Data records:
____________________
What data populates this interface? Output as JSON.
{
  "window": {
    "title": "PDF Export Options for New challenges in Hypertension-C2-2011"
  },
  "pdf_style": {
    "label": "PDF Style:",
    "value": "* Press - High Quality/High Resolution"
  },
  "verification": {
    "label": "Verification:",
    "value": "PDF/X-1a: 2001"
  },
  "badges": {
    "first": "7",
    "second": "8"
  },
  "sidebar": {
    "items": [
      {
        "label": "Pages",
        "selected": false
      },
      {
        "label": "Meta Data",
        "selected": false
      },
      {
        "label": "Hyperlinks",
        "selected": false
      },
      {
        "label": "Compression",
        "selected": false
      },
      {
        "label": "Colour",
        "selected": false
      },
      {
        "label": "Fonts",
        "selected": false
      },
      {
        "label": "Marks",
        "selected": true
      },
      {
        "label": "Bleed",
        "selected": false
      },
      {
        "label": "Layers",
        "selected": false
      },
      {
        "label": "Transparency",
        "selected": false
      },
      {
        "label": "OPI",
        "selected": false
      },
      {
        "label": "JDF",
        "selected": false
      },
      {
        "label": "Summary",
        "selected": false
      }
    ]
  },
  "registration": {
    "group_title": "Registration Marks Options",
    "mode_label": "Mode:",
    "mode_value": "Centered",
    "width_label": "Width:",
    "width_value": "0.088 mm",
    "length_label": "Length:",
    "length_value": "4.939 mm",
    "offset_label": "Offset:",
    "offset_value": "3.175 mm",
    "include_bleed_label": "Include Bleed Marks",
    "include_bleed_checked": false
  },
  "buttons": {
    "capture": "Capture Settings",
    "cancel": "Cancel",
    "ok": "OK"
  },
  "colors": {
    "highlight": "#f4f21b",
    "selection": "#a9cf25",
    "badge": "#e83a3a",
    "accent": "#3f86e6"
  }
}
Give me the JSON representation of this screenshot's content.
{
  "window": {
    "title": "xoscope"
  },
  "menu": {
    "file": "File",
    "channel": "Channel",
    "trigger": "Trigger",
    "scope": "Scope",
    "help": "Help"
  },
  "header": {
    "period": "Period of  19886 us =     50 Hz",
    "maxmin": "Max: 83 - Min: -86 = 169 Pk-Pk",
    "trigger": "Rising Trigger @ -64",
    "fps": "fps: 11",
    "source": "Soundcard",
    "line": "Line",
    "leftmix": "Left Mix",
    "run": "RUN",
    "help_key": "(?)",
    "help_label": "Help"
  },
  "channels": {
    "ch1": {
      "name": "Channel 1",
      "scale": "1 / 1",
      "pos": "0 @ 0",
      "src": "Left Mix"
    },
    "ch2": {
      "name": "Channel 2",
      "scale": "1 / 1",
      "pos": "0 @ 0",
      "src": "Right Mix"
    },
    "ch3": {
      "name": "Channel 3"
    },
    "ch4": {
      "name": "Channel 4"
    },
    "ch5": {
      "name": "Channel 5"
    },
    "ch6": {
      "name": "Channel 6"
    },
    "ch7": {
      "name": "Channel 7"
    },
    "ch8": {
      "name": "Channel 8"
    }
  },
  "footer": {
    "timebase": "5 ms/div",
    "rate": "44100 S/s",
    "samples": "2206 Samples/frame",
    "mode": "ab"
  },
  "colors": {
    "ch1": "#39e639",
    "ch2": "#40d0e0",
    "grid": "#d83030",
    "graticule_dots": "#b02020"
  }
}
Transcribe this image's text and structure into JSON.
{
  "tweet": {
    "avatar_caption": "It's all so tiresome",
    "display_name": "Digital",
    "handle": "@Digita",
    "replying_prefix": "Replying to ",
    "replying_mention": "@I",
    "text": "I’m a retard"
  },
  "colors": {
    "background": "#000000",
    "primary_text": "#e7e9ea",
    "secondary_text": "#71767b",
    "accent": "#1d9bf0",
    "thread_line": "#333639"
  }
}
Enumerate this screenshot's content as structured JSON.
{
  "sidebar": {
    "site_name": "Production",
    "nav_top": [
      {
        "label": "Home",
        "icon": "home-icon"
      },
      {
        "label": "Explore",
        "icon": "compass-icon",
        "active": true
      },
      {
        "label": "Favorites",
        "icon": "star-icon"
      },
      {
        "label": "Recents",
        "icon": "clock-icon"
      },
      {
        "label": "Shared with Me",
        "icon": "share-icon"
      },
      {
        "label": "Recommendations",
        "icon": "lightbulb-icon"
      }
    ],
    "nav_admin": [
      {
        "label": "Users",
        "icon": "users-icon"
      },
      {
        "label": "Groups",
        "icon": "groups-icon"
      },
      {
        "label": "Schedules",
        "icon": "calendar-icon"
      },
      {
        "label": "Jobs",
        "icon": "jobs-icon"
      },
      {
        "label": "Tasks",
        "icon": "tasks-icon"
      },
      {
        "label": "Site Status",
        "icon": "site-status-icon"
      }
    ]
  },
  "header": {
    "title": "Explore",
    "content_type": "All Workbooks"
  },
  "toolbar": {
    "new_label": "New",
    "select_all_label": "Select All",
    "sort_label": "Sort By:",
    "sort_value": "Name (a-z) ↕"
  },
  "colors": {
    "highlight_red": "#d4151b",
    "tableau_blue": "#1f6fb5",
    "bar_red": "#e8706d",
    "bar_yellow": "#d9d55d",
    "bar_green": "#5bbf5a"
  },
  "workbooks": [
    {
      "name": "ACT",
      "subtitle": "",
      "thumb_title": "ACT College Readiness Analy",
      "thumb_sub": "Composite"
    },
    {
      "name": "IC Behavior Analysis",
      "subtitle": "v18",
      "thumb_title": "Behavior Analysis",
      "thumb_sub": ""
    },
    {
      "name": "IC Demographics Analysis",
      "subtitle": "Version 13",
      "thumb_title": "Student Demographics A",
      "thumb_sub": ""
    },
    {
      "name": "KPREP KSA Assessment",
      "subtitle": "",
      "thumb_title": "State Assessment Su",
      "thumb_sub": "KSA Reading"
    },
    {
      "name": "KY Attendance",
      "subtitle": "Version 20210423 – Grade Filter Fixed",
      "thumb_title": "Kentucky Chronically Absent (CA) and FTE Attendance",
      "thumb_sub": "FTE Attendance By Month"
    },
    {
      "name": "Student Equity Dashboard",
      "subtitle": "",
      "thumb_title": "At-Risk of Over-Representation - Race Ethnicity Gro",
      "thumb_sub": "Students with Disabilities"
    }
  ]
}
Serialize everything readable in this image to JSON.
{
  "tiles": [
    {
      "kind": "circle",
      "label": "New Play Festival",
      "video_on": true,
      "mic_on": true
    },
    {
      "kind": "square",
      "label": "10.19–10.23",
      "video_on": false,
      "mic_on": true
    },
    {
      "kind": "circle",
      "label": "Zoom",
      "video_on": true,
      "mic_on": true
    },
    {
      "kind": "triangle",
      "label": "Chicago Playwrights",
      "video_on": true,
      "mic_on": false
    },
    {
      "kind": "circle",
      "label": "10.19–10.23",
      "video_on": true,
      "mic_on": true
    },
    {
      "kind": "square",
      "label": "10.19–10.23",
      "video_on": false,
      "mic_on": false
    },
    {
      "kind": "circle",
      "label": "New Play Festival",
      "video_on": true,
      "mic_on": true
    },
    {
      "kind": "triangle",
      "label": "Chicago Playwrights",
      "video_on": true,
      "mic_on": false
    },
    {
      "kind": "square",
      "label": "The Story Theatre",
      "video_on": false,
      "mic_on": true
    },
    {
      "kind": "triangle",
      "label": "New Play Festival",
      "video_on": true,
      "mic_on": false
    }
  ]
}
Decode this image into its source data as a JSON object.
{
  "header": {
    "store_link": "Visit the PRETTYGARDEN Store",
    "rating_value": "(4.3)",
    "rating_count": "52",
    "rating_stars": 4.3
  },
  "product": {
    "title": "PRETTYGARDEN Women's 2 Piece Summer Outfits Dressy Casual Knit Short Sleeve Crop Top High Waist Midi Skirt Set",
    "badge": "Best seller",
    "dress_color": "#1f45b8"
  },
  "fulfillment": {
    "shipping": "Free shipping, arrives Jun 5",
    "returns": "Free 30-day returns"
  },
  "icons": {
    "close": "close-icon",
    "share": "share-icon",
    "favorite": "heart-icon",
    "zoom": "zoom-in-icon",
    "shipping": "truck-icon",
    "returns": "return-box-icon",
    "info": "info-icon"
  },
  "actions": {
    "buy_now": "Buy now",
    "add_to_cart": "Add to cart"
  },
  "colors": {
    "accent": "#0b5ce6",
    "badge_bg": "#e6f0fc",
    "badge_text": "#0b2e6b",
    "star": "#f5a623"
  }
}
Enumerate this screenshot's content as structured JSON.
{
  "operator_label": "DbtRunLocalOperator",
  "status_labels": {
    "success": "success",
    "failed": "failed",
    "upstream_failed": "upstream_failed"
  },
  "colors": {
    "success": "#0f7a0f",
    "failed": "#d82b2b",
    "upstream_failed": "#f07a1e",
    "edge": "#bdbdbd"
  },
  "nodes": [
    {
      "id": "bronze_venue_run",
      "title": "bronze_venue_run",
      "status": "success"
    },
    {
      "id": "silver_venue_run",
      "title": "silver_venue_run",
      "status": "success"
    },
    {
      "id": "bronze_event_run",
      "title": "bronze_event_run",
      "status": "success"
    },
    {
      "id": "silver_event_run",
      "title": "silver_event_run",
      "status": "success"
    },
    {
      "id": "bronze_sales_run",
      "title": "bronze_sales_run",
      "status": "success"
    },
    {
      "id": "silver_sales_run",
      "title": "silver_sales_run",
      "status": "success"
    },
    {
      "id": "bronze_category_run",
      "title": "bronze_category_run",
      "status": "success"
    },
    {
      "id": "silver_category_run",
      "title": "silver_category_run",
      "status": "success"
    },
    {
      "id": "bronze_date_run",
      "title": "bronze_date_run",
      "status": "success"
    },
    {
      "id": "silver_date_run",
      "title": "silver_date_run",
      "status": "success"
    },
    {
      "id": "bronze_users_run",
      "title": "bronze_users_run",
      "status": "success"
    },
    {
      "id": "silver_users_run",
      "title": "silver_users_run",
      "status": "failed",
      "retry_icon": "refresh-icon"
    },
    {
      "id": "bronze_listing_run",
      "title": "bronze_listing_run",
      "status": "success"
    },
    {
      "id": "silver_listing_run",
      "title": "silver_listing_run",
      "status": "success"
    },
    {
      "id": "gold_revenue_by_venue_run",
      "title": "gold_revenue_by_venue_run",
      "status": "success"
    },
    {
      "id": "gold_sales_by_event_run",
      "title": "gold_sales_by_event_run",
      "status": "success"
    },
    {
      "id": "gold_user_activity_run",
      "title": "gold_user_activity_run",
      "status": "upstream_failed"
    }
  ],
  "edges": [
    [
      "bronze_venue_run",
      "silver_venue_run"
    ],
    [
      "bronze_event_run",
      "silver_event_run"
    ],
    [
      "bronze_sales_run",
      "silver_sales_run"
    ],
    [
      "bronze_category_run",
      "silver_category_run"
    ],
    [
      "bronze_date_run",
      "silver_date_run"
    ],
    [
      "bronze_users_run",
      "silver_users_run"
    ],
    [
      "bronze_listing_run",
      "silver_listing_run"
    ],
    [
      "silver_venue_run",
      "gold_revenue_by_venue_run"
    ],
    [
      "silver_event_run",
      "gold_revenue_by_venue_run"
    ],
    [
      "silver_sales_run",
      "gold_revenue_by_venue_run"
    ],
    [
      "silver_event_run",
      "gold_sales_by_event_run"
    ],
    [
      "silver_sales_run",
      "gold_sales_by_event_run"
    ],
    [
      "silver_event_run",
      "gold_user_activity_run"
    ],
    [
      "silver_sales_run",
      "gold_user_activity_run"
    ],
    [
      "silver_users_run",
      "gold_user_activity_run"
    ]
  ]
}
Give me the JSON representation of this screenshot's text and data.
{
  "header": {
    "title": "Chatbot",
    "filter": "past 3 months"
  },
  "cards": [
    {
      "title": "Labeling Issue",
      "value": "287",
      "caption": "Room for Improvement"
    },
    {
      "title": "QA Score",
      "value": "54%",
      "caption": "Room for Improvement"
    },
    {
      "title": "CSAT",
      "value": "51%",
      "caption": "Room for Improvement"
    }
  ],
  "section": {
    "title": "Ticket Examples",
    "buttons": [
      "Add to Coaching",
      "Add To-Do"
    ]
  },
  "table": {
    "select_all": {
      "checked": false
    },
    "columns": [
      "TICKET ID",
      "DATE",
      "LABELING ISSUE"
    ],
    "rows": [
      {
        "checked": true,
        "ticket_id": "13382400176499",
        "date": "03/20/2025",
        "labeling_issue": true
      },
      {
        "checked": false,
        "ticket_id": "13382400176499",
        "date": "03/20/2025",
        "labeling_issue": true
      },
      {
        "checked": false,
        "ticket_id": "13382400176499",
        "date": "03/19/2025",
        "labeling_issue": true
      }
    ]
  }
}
____________________
Write out every line of the listing that holds the word "trigger".

    "trigger": "Trigger",
    "trigger": "Rising Trigger @ -64",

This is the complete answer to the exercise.